# Anbietersammlung: Kunstköder mit Einzelhaken statt Drilling



## Thomas9904 (3. Juli 2017)

Vorabveröffentlichung Mag August








*Anbietersammlung: Kunstköder mit Einzelhaken statt Drilling*​
Immer wenn vermehrt irgendwelche Gut- und Besserangler, Schützer etc. auftauchen, die erzählen wollen, dass ihre Ansicht die einzig wahre sei beim Angeln (oft genug vermischt mit dem Verkauf ihrer natürlich ethisch besseren Produkte) kräuseln sich meine Nackenhaare und die Zehennägel rollen sich hoch ..

Ich selber angle auch gerne mit Einzelhaken an Kunstködern.

Oft auch aus Faulheit wechsle ich aber die meist standardmäßg verbauten Drillinge nicht. 

Und da mir gerade wieder ein Spinner in die Hand fiel, der serienmäßig mit Einzelhaken kommt, hatte ich folgende Idee..

Chancen statt Verbote...

**GESTELLTE AUFGABE A**: Welcher Köder ist laut dem Beitrag über Kunstköder mit Einzelhaken gerade wieder in die Hand gefallen?
**GESTELLTE AUFGABE B**: Führe den Beitrag über Kunstköder mit Einzelhaken im Anschluss an seinen letzten Satz fort.

**EXTRAHIERTES MATERIAL**:

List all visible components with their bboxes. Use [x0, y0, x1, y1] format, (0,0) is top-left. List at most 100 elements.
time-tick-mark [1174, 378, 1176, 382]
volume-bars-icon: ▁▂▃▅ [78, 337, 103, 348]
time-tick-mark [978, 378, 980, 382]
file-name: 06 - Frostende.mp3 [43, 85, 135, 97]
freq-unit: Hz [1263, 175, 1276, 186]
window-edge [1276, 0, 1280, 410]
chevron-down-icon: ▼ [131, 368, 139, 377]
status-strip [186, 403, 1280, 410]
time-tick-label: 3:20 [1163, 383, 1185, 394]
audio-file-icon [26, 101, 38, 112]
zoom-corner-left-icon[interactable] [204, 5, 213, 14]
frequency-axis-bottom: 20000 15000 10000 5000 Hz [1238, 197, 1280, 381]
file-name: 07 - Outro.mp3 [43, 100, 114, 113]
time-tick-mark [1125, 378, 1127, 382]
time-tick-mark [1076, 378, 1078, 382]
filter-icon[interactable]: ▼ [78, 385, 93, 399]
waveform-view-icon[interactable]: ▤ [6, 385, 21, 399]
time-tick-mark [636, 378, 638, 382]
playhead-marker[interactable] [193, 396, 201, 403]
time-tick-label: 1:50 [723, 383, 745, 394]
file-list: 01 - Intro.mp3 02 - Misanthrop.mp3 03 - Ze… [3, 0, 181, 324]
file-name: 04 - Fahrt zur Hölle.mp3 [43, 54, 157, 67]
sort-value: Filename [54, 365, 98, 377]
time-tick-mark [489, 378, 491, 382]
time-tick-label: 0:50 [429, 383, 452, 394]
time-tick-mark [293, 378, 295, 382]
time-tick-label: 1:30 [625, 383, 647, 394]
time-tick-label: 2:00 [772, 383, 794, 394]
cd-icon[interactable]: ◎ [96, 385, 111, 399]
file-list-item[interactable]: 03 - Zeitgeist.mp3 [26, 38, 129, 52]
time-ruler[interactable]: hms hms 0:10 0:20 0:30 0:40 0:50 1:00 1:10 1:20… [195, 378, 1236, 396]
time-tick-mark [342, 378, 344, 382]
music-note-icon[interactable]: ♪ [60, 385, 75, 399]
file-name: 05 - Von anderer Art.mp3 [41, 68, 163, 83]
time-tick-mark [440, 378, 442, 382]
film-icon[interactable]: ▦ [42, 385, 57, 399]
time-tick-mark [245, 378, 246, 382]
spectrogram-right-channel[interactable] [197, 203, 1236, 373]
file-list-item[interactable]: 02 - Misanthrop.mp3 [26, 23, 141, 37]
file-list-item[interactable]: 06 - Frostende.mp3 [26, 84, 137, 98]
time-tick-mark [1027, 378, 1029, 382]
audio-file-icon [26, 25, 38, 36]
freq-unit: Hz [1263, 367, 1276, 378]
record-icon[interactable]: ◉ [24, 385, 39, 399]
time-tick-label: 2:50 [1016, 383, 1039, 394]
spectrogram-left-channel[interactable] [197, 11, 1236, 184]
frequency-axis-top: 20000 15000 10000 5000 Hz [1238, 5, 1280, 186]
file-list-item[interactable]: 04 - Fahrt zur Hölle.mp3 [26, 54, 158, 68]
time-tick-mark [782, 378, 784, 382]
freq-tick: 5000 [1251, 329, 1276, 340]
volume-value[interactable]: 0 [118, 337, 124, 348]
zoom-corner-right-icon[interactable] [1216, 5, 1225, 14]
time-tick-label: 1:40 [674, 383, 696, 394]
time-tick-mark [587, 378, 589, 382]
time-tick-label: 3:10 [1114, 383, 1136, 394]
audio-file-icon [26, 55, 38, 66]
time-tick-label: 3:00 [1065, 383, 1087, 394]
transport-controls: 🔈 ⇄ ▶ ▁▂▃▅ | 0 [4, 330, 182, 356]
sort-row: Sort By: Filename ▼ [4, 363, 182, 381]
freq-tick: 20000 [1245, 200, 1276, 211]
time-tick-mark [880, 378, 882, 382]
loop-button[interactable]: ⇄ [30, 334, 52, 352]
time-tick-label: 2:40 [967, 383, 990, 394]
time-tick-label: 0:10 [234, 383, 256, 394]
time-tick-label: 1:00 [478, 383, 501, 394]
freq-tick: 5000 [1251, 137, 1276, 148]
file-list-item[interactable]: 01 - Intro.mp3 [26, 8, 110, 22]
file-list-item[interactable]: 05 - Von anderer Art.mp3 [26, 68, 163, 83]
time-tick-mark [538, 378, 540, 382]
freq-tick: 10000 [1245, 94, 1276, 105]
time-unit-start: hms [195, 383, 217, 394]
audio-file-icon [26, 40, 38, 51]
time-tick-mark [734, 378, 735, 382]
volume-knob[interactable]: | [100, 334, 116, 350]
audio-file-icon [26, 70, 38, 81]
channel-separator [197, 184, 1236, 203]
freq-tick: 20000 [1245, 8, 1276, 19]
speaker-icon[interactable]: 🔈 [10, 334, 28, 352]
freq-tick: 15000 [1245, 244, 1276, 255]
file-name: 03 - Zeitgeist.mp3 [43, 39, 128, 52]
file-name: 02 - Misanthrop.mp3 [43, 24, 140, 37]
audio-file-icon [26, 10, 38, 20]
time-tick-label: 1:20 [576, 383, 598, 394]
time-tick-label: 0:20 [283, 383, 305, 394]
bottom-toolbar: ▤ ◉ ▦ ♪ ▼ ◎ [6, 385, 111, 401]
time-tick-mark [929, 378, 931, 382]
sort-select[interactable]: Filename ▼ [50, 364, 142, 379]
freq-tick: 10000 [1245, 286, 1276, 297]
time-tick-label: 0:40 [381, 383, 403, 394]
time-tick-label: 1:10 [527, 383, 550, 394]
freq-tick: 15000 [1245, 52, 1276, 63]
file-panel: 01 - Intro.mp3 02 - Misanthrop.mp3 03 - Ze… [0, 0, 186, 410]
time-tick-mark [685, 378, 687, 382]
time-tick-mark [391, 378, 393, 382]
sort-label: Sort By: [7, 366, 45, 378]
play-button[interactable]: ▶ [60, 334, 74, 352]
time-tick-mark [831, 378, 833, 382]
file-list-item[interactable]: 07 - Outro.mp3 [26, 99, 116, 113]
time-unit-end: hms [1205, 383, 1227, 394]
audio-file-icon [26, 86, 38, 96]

**ERGEBNIS A**: Ein Spinner, der serienmäßig mit Einzelhaken kommt.

**ERGEBNIS B**:
Wenn man weiss, wo und welche Einzelhakenkunstköder (nicht Gufis natürlich, sondern solche, die standardmäßig mit Drillingen ausgerüstet sind wie Blinker, Wobbler, Spinner etc.,) man käuflich erwerben kann, bitte hier reinstellen.

 Zum einen für mich selber, und vielleicht lässt sich der eine oder andere auch "verführen" das mal auszuprobieren..

*Chancen statt Verbote!!*

Mein erster Tipp (oben genannte Spinner):
https://www.joker-fishing.de/volksspinner/

Mal sehen, obs da noch mehr gibt und was alles serienmäßig an Blinkern, Wobblern, Spinnern etc. mit serienmäßig Einzelhaken angeboten wird


----------



## ayron (3. Juli 2017)

*AW: Anbietersammlung: Kunstköder mit Einzelhaken statt Drilling*

http://www.lurenatic.de/de/wobbler/

Gefischt hab ich sie noch nicht. Mir bisschen zu teuer.


----------



## Thomas9904 (3. Juli 2017)

*AW: Anbietersammlung: Kunstköder mit Einzelhaken statt Drilling*

DANKE - aber immerhin mal welche mit serienmäßig Einzelhaken!


----------



## ayron (3. Juli 2017)

*AW: Anbietersammlung: Kunstköder mit Einzelhaken statt Drilling*

http://www.clickbaits.de/unsere-marken/manufacturer/fantasia-lures

Denke bei den meisten Shops, die auch Japanware vertreiben wird man fündig werden.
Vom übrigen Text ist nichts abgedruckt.